**PROBLEM**. Send back all the data below, exactly as given.

Dataset items:

☆ ☆ ☆ ☆ ☆

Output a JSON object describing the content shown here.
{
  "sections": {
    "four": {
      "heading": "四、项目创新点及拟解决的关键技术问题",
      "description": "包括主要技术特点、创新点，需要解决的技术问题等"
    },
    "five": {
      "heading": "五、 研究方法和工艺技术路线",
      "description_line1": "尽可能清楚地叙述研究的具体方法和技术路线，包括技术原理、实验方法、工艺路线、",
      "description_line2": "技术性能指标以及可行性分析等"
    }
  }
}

☆ ☆ ☆ ☆ ☆

**EXERCISE ANSWER**.
Output a JSON object describing the content shown here.
{
  "sections": {
    "four": {
      "heading": "四、项目创新点及拟解决的关键技术问题",
      "description": "包括主要技术特点、创新点，需要解决的技术问题等"
    },
    "five": {
      "heading": "五、 研究方法和工艺技术路线",
      "description_line1": "尽可能清楚地叙述研究的具体方法和技术路线，包括技术原理、实验方法、工艺路线、",
      "description_line2": "技术性能指标以及可行性分析等"
    }
  }
}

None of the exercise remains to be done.